(Records that describe figures)

______

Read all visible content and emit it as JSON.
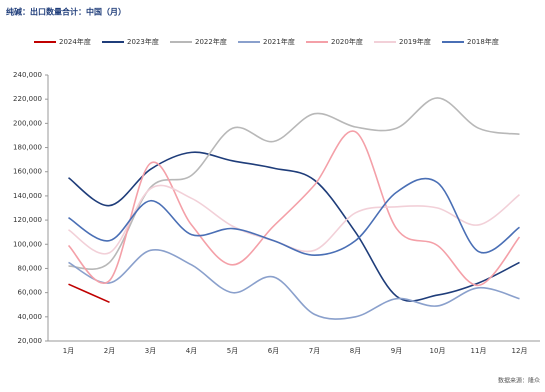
{
  "chart_data": {
    "type": "line",
    "title": "纯碱：出口数量合计：中国（月）",
    "source": "数据来源：隆众",
    "categories": [
      "1月",
      "2月",
      "3月",
      "4月",
      "5月",
      "6月",
      "7月",
      "8月",
      "9月",
      "10月",
      "11月",
      "12月"
    ],
    "ylim": [
      20000,
      240000
    ],
    "yticks": [
      {
        "value": 20000,
        "label": "20,000"
      },
      {
        "value": 40000,
        "label": "40,000"
      },
      {
        "value": 60000,
        "label": "60,000"
      },
      {
        "value": 80000,
        "label": "80,000"
      },
      {
        "value": 100000,
        "label": "100,000"
      },
      {
        "value": 120000,
        "label": "120,000"
      },
      {
        "value": 140000,
        "label": "140,000"
      },
      {
        "value": 160000,
        "label": "160,000"
      },
      {
        "value": 180000,
        "label": "180,000"
      },
      {
        "value": 200000,
        "label": "200,000"
      },
      {
        "value": 220000,
        "label": "220,000"
      },
      {
        "value": 240000,
        "label": "240,000"
      }
    ],
    "series": [
      {
        "name": "2024年度",
        "color": "#c00000",
        "values": [
          67000,
          52000,
          null,
          null,
          null,
          null,
          null,
          null,
          null,
          null,
          null,
          null
        ]
      },
      {
        "name": "2023年度",
        "color": "#1f3d7a",
        "values": [
          155000,
          132000,
          162000,
          176000,
          169000,
          163000,
          153000,
          110000,
          57000,
          58000,
          68000,
          85000
        ]
      },
      {
        "name": "2022年度",
        "color": "#b8b8b8",
        "values": [
          82000,
          85000,
          147000,
          157000,
          196000,
          185000,
          208000,
          197000,
          196000,
          221000,
          196000,
          191000
        ]
      },
      {
        "name": "2021年度",
        "color": "#8aa0cc",
        "values": [
          85000,
          68000,
          95000,
          83000,
          60000,
          73000,
          42000,
          40000,
          55000,
          49000,
          64000,
          55000
        ]
      },
      {
        "name": "2020年度",
        "color": "#f4a0a8",
        "values": [
          99000,
          70000,
          167000,
          116000,
          83000,
          115000,
          149000,
          193000,
          113000,
          99000,
          66000,
          106000
        ]
      },
      {
        "name": "2019年度",
        "color": "#f2d0d8",
        "values": [
          112000,
          93000,
          146000,
          138000,
          115000,
          103000,
          95000,
          126000,
          131000,
          130000,
          116000,
          141000
        ]
      },
      {
        "name": "2018年度",
        "color": "#4a6fb5",
        "values": [
          122000,
          103000,
          136000,
          108000,
          113000,
          103000,
          91000,
          103000,
          143000,
          151000,
          94000,
          114000
        ]
      }
    ]
  }
}
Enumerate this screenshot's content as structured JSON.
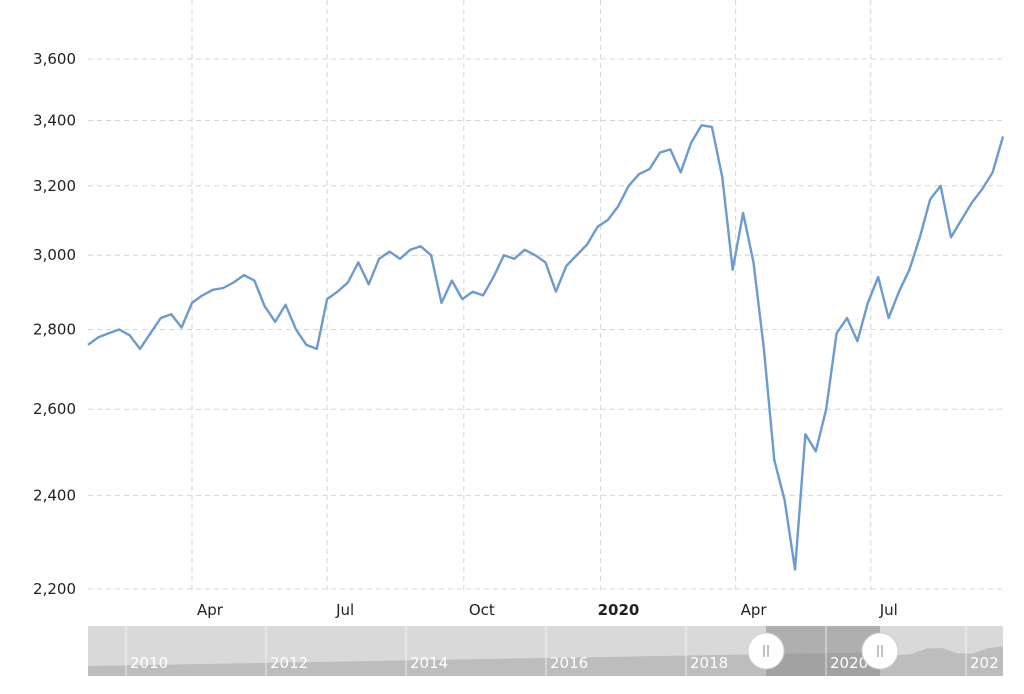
{
  "chart_data": {
    "type": "line",
    "title": "",
    "xlabel": "",
    "ylabel": "",
    "y_scale": "log",
    "ylim": [
      2200,
      3600
    ],
    "grid": true,
    "legend": "none",
    "y_ticks": [
      {
        "value": 2200,
        "label": "2,200"
      },
      {
        "value": 2400,
        "label": "2,400"
      },
      {
        "value": 2600,
        "label": "2,600"
      },
      {
        "value": 2800,
        "label": "2,800"
      },
      {
        "value": 3000,
        "label": "3,000"
      },
      {
        "value": 3200,
        "label": "3,200"
      },
      {
        "value": 3400,
        "label": "3,400"
      },
      {
        "value": 3600,
        "label": "3,600"
      }
    ],
    "x_ticks": [
      {
        "date": "2019-04-01",
        "label": "Apr",
        "bold": false
      },
      {
        "date": "2019-07-01",
        "label": "Jul",
        "bold": false
      },
      {
        "date": "2019-10-01",
        "label": "Oct",
        "bold": false
      },
      {
        "date": "2020-01-01",
        "label": "2020",
        "bold": true
      },
      {
        "date": "2020-04-01",
        "label": "Apr",
        "bold": false
      },
      {
        "date": "2020-07-01",
        "label": "Jul",
        "bold": false
      }
    ],
    "x_range": [
      "2019-01-21",
      "2020-09-28"
    ],
    "line_color": "#6b9bd1",
    "series": [
      {
        "name": "",
        "points": [
          [
            "2019-01-21",
            2760
          ],
          [
            "2019-01-28",
            2780
          ],
          [
            "2019-02-04",
            2790
          ],
          [
            "2019-02-11",
            2800
          ],
          [
            "2019-02-18",
            2785
          ],
          [
            "2019-02-25",
            2750
          ],
          [
            "2019-03-04",
            2790
          ],
          [
            "2019-03-11",
            2830
          ],
          [
            "2019-03-18",
            2840
          ],
          [
            "2019-03-25",
            2805
          ],
          [
            "2019-04-01",
            2870
          ],
          [
            "2019-04-08",
            2890
          ],
          [
            "2019-04-15",
            2905
          ],
          [
            "2019-04-22",
            2910
          ],
          [
            "2019-04-29",
            2925
          ],
          [
            "2019-05-06",
            2945
          ],
          [
            "2019-05-13",
            2930
          ],
          [
            "2019-05-20",
            2860
          ],
          [
            "2019-05-27",
            2820
          ],
          [
            "2019-06-03",
            2865
          ],
          [
            "2019-06-10",
            2800
          ],
          [
            "2019-06-17",
            2760
          ],
          [
            "2019-06-24",
            2750
          ],
          [
            "2019-07-01",
            2880
          ],
          [
            "2019-07-08",
            2900
          ],
          [
            "2019-07-15",
            2925
          ],
          [
            "2019-07-22",
            2980
          ],
          [
            "2019-07-29",
            2920
          ],
          [
            "2019-08-05",
            2990
          ],
          [
            "2019-08-12",
            3010
          ],
          [
            "2019-08-19",
            2990
          ],
          [
            "2019-08-26",
            3015
          ],
          [
            "2019-09-02",
            3025
          ],
          [
            "2019-09-09",
            3000
          ],
          [
            "2019-09-16",
            2870
          ],
          [
            "2019-09-23",
            2930
          ],
          [
            "2019-09-30",
            2880
          ],
          [
            "2019-10-07",
            2900
          ],
          [
            "2019-10-14",
            2890
          ],
          [
            "2019-10-21",
            2940
          ],
          [
            "2019-10-28",
            3000
          ],
          [
            "2019-11-04",
            2990
          ],
          [
            "2019-11-11",
            3015
          ],
          [
            "2019-11-18",
            3000
          ],
          [
            "2019-11-25",
            2980
          ],
          [
            "2019-12-02",
            2900
          ],
          [
            "2019-12-09",
            2970
          ],
          [
            "2019-12-16",
            3000
          ],
          [
            "2019-12-23",
            3030
          ],
          [
            "2019-12-30",
            3080
          ],
          [
            "2020-01-06",
            3100
          ],
          [
            "2020-01-13",
            3140
          ],
          [
            "2020-01-20",
            3200
          ],
          [
            "2020-01-27",
            3235
          ],
          [
            "2020-02-03",
            3250
          ],
          [
            "2020-02-10",
            3300
          ],
          [
            "2020-02-17",
            3310
          ],
          [
            "2020-02-24",
            3240
          ],
          [
            "2020-03-02",
            3330
          ],
          [
            "2020-03-09",
            3385
          ],
          [
            "2020-03-16",
            3380
          ],
          [
            "2020-03-23",
            3225
          ],
          [
            "2020-03-30",
            2960
          ],
          [
            "2020-04-06",
            3120
          ],
          [
            "2020-04-13",
            2980
          ],
          [
            "2020-04-20",
            2750
          ],
          [
            "2020-04-27",
            2480
          ],
          [
            "2020-05-04",
            2390
          ],
          [
            "2020-05-11",
            2240
          ],
          [
            "2020-05-18",
            2540
          ],
          [
            "2020-05-25",
            2500
          ],
          [
            "2020-06-01",
            2600
          ],
          [
            "2020-06-08",
            2790
          ],
          [
            "2020-06-15",
            2830
          ],
          [
            "2020-06-22",
            2770
          ],
          [
            "2020-06-29",
            2870
          ],
          [
            "2020-07-06",
            2940
          ],
          [
            "2020-07-13",
            2830
          ],
          [
            "2020-07-20",
            2900
          ],
          [
            "2020-07-27",
            2960
          ],
          [
            "2020-08-03",
            3050
          ],
          [
            "2020-08-10",
            3160
          ],
          [
            "2020-08-17",
            3200
          ],
          [
            "2020-08-24",
            3050
          ],
          [
            "2020-08-31",
            3100
          ],
          [
            "2020-09-07",
            3150
          ],
          [
            "2020-09-14",
            3190
          ],
          [
            "2020-09-21",
            3240
          ],
          [
            "2020-09-28",
            3350
          ]
        ]
      }
    ]
  },
  "navigator": {
    "labels": [
      "2010",
      "2012",
      "2014",
      "2016",
      "2018",
      "2020",
      "202"
    ]
  }
}
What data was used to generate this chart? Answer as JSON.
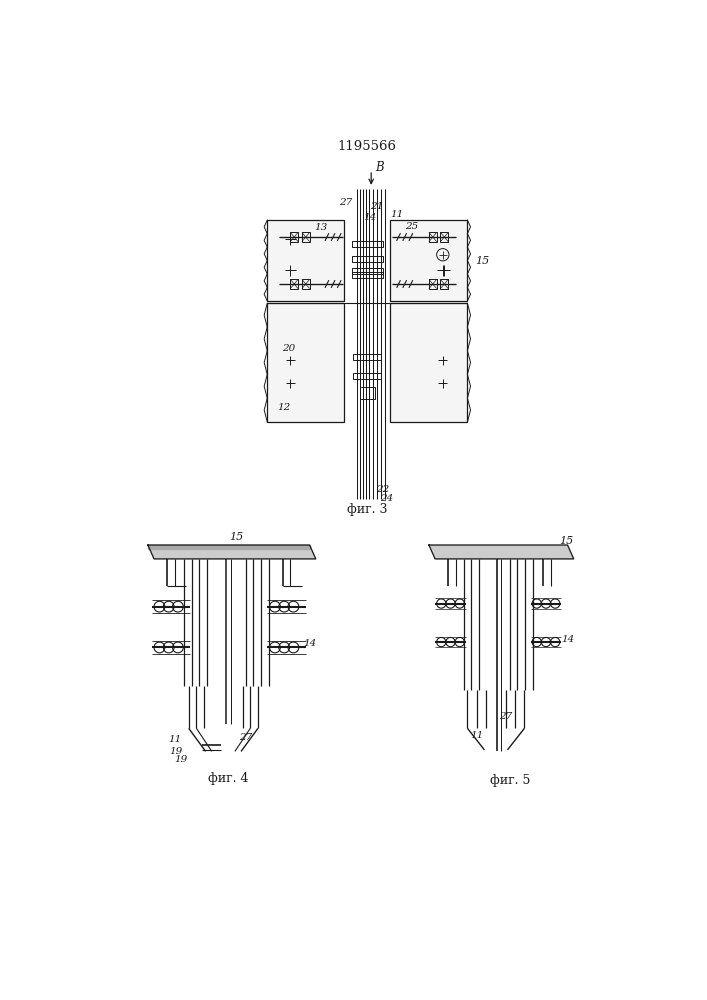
{
  "title": "1195566",
  "fig3_label": "фиг. 3",
  "fig4_label": "фиг. 4",
  "fig5_label": "фиг. 5",
  "bg_color": "#ffffff",
  "line_color": "#1a1a1a"
}
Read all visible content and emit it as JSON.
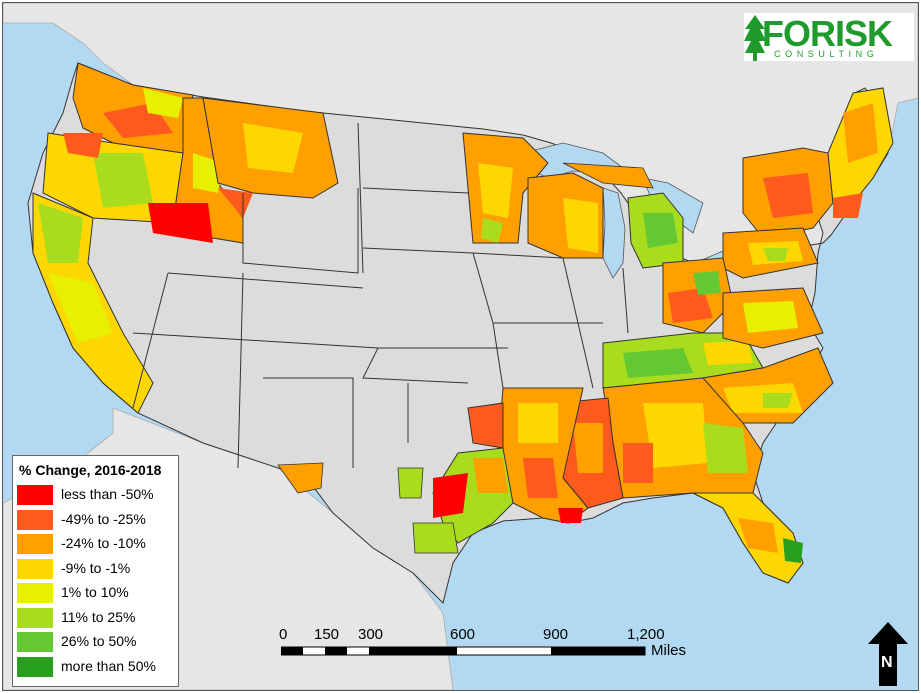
{
  "logo": {
    "name": "FORISK",
    "subtitle": "CONSULTING"
  },
  "legend": {
    "title": "% Change, 2016-2018",
    "items": [
      {
        "label": "less than -50%",
        "color": "#ff0000"
      },
      {
        "label": "-49% to -25%",
        "color": "#ff5a1e"
      },
      {
        "label": "-24% to -10%",
        "color": "#ffa000"
      },
      {
        "label": "-9% to -1%",
        "color": "#ffd700"
      },
      {
        "label": "1% to 10%",
        "color": "#e6f000"
      },
      {
        "label": "11% to 25%",
        "color": "#aadc1e"
      },
      {
        "label": "26% to 50%",
        "color": "#64c832"
      },
      {
        "label": "more than 50%",
        "color": "#28a01e"
      }
    ]
  },
  "scale_bar": {
    "ticks": [
      "0",
      "150",
      "300",
      "600",
      "900",
      "1,200"
    ],
    "unit": "Miles"
  },
  "north_arrow": {
    "label": "N"
  },
  "colors": {
    "water": "#b3d9f2",
    "neighbor_land": "#e6e6e6",
    "no_data_state": "#dcdcdc",
    "state_border": "#333333"
  }
}
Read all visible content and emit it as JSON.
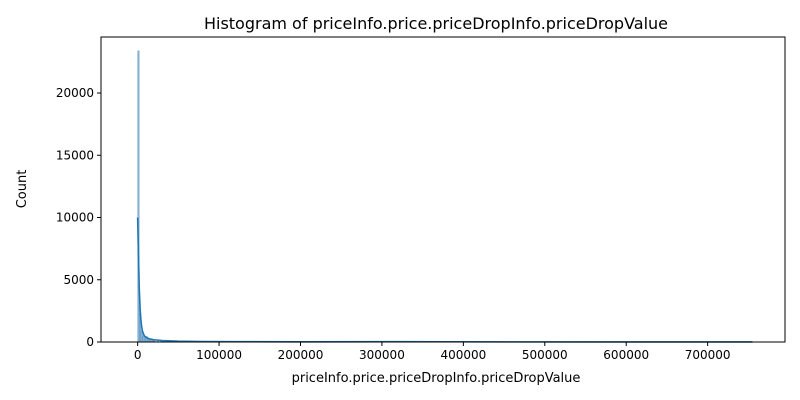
{
  "chart_data": {
    "type": "bar",
    "title": "Histogram of priceInfo.price.priceDropInfo.priceDropValue",
    "xlabel": "priceInfo.price.priceDropInfo.priceDropValue",
    "ylabel": "Count",
    "xlim": [
      -45000,
      795000
    ],
    "ylim": [
      0,
      24500
    ],
    "x_ticks": [
      0,
      100000,
      200000,
      300000,
      400000,
      500000,
      600000,
      700000
    ],
    "x_tick_labels": [
      "0",
      "100000",
      "200000",
      "300000",
      "400000",
      "500000",
      "600000",
      "700000"
    ],
    "y_ticks": [
      0,
      5000,
      10000,
      15000,
      20000
    ],
    "y_tick_labels": [
      "0",
      "5000",
      "10000",
      "15000",
      "20000"
    ],
    "grid": false,
    "bar_color": "#7ba7cc",
    "line_color": "#1f77b4",
    "bin_width": 2000,
    "bins": [
      {
        "x0": 0,
        "x1": 2000,
        "count": 23400
      },
      {
        "x0": 2000,
        "x1": 4000,
        "count": 2300
      },
      {
        "x0": 4000,
        "x1": 6000,
        "count": 900
      },
      {
        "x0": 6000,
        "x1": 8000,
        "count": 500
      },
      {
        "x0": 8000,
        "x1": 10000,
        "count": 350
      },
      {
        "x0": 10000,
        "x1": 12000,
        "count": 450
      },
      {
        "x0": 12000,
        "x1": 14000,
        "count": 280
      },
      {
        "x0": 14000,
        "x1": 16000,
        "count": 200
      },
      {
        "x0": 16000,
        "x1": 18000,
        "count": 160
      },
      {
        "x0": 18000,
        "x1": 20000,
        "count": 180
      },
      {
        "x0": 20000,
        "x1": 22000,
        "count": 140
      },
      {
        "x0": 24000,
        "x1": 26000,
        "count": 110
      },
      {
        "x0": 28000,
        "x1": 30000,
        "count": 90
      },
      {
        "x0": 30000,
        "x1": 32000,
        "count": 70
      },
      {
        "x0": 34000,
        "x1": 36000,
        "count": 50
      },
      {
        "x0": 40000,
        "x1": 42000,
        "count": 40
      },
      {
        "x0": 48000,
        "x1": 50000,
        "count": 60
      },
      {
        "x0": 50000,
        "x1": 52000,
        "count": 30
      },
      {
        "x0": 60000,
        "x1": 62000,
        "count": 20
      },
      {
        "x0": 75000,
        "x1": 77000,
        "count": 15
      },
      {
        "x0": 100000,
        "x1": 102000,
        "count": 20
      },
      {
        "x0": 150000,
        "x1": 152000,
        "count": 10
      },
      {
        "x0": 200000,
        "x1": 202000,
        "count": 8
      },
      {
        "x0": 250000,
        "x1": 252000,
        "count": 5
      },
      {
        "x0": 300000,
        "x1": 302000,
        "count": 6
      },
      {
        "x0": 320000,
        "x1": 322000,
        "count": 60
      },
      {
        "x0": 450000,
        "x1": 452000,
        "count": 5
      },
      {
        "x0": 500000,
        "x1": 502000,
        "count": 5
      },
      {
        "x0": 620000,
        "x1": 622000,
        "count": 4
      },
      {
        "x0": 750000,
        "x1": 752000,
        "count": 6
      }
    ],
    "kde": {
      "x": [
        0,
        1000,
        2000,
        3000,
        4000,
        5000,
        6000,
        8000,
        10000,
        14000,
        20000,
        30000,
        50000,
        80000,
        120000,
        200000,
        320000,
        450000,
        600000,
        755000
      ],
      "y": [
        10000,
        7000,
        4300,
        2700,
        1800,
        1200,
        850,
        520,
        380,
        260,
        180,
        120,
        70,
        40,
        25,
        15,
        30,
        10,
        8,
        5
      ]
    }
  }
}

______

**Problem**
Point out every line holding the string "priceDropValue" and copy it.

**Problem solution**
    "title": "Histogram of priceInfo.price.priceDropInfo.priceDropValue",
    "xlabel": "priceInfo.price.priceDropInfo.priceDropValue",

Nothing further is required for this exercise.